__WHAT YOU NEED TO DO__. Reproduce the passage on flatback mandolins word for word.

__EXERCISE PASSAGE__.

========

Flatback mandolins use a thin sheet of wood with bracing for the back, as a guitar uses, rather than the bowl of the bowlback or the arched back of the carved mandolins.

Like the bowlback, the flatback has a round sound hole. This has been sometimes modified to an elongated hole, called a D-hole. The body has a rounded almond shape with flat or sometimes canted soundboard.

The type was developed in Europe in the 1850s. The French and Germans called it a Portuguese mandolin, although they also developed it locally. The Germans used it in Wandervogel.

The bandolim is commonly used wherever the Spanish and Portuguese took it: in South America, in Brazil (Choro) and in the Philippines.

In the early 1970s English luthier Stefan Sobell developed a large-bodied, flat-backed mandolin with a carved soundboard, based on his own cittern design; this is often called a 'Celtic' mandolin.

American forms include the Army-Navy mandolin, the flatiron and the pancake mandolins.

========

__PROVIDED DATA__.
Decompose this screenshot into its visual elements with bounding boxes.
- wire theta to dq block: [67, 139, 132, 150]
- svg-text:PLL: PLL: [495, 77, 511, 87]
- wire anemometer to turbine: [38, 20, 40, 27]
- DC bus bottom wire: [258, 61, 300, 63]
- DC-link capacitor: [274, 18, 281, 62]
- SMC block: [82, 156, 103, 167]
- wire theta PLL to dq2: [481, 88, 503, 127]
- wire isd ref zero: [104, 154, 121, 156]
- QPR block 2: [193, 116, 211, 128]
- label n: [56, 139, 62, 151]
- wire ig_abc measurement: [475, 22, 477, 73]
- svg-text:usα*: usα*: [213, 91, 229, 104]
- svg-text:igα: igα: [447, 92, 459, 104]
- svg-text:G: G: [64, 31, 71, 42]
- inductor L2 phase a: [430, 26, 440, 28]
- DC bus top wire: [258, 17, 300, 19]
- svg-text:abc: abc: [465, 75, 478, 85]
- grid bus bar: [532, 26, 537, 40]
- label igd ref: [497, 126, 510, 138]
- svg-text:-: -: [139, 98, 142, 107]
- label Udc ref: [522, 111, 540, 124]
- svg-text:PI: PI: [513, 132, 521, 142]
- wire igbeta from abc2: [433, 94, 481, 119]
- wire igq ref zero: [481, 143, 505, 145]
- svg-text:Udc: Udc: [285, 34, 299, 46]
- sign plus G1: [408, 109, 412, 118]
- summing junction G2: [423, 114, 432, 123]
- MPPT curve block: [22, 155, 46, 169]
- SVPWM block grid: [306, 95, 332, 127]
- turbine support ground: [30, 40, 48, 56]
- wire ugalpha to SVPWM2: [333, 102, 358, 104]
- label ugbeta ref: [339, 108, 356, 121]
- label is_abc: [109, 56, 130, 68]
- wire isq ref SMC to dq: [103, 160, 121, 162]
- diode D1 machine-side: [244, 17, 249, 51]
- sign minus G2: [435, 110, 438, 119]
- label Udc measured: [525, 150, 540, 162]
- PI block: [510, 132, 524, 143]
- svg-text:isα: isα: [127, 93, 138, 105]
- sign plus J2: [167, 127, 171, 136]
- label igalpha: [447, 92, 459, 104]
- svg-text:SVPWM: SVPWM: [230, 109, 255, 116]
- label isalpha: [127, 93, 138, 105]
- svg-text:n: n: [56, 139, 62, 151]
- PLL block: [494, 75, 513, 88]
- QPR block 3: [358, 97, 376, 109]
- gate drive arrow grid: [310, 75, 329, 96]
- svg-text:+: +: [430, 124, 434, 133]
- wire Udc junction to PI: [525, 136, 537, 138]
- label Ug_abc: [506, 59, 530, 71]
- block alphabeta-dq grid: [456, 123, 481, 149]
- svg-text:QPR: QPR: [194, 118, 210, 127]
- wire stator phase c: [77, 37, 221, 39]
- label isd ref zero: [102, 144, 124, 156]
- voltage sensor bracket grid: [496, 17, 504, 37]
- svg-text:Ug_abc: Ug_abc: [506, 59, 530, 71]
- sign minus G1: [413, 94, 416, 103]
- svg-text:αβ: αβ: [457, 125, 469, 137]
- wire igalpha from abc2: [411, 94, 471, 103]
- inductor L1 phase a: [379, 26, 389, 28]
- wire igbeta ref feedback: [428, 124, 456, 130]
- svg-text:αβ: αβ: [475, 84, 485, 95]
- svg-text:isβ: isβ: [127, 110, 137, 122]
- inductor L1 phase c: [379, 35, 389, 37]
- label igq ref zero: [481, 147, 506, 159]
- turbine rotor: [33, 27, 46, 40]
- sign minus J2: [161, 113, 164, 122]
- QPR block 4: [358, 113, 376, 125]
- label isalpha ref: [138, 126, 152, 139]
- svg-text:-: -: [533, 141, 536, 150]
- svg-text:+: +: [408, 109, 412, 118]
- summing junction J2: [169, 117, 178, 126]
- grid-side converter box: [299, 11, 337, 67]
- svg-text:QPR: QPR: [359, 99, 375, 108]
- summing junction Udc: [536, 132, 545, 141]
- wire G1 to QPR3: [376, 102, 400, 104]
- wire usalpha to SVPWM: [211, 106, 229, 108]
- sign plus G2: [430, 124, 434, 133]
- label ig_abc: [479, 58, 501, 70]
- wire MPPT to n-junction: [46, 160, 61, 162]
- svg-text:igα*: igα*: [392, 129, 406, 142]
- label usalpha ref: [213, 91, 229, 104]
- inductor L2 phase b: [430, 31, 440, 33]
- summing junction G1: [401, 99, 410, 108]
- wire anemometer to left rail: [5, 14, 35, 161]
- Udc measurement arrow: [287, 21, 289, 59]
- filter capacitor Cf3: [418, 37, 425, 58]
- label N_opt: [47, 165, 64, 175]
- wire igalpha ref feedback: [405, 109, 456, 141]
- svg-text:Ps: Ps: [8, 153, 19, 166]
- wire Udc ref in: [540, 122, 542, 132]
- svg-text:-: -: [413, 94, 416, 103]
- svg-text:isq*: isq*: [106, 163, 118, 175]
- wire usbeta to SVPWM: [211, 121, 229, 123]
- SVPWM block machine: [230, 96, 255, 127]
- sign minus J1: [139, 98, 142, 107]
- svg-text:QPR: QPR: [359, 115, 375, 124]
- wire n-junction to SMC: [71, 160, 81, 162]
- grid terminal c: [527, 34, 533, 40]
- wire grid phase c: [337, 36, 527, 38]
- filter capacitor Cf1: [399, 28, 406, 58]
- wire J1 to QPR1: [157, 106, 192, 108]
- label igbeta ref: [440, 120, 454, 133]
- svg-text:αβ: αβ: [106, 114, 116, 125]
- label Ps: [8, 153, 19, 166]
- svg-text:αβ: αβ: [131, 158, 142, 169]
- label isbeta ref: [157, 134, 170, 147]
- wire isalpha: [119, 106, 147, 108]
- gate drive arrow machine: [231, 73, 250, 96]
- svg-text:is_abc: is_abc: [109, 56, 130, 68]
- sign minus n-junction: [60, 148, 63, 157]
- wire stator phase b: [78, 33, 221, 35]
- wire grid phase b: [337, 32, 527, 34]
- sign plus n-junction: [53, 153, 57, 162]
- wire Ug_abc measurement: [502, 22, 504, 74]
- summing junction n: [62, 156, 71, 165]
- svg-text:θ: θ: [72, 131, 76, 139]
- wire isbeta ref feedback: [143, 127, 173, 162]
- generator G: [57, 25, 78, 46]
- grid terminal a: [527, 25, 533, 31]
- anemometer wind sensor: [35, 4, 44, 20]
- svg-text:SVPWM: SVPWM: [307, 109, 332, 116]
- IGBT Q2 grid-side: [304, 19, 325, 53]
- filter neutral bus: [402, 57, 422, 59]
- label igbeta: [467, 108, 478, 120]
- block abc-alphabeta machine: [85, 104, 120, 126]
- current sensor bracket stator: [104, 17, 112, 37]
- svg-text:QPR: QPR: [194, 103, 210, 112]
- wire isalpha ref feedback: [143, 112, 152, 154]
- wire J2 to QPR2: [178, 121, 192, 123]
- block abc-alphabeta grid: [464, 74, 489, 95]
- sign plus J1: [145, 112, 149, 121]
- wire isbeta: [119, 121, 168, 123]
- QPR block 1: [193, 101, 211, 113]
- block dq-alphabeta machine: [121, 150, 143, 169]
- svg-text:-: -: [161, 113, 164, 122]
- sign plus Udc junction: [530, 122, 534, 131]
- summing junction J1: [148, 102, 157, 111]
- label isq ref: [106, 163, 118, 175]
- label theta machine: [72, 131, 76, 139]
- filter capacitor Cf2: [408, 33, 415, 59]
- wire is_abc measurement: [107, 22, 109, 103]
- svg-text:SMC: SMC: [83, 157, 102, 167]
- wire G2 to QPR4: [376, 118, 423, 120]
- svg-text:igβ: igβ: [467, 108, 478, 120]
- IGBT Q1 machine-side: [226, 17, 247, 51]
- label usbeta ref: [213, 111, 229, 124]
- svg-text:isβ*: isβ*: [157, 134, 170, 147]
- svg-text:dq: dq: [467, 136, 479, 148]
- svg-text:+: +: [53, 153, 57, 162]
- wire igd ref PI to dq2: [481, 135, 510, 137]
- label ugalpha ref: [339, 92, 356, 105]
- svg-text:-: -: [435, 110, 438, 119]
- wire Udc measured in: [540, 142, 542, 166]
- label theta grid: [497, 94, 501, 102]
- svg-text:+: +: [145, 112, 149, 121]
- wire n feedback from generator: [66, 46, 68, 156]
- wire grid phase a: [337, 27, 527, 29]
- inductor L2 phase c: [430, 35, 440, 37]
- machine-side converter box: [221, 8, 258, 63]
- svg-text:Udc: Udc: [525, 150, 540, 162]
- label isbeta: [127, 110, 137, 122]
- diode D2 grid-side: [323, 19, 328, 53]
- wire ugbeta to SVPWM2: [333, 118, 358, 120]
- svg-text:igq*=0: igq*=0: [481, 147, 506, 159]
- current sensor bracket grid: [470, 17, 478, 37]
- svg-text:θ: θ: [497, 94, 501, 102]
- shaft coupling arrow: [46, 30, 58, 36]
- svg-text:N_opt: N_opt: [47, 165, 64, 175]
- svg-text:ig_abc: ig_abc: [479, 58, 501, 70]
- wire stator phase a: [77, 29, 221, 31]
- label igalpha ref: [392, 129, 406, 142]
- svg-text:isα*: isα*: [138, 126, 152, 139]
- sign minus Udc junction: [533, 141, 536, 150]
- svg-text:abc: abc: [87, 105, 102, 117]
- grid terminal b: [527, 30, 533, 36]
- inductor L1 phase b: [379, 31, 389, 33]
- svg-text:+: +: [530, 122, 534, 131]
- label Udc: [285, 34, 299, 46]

========

__SOLUTION BELOW__.
Flatback mandolins use a thin sheet of wood with bracing for the back, as a guitar uses, rather than the bowl of the bowlback or the arched back of the carved mandolins.

Like the bowlback, the flatback has a round sound hole. This has been sometimes modified to an elongated hole, called a D-hole. The body has a rounded almond shape with flat or sometimes canted soundboard.

The type was developed in Europe in the 1850s. The French and Germans called it a Portuguese mandolin, although they also developed it locally. The Germans used it in Wandervogel.

The bandolim is commonly used wherever the Spanish and Portuguese took it: in South America, in Brazil (Choro) and in the Philippines.

In the early 1970s English luthier Stefan Sobell developed a large-bodied, flat-backed mandolin with a carved soundboard, based on his own cittern design; this is often called a 'Celtic' mandolin.

American forms include the Army-Navy mandolin, the flatiron and the pancake mandolins.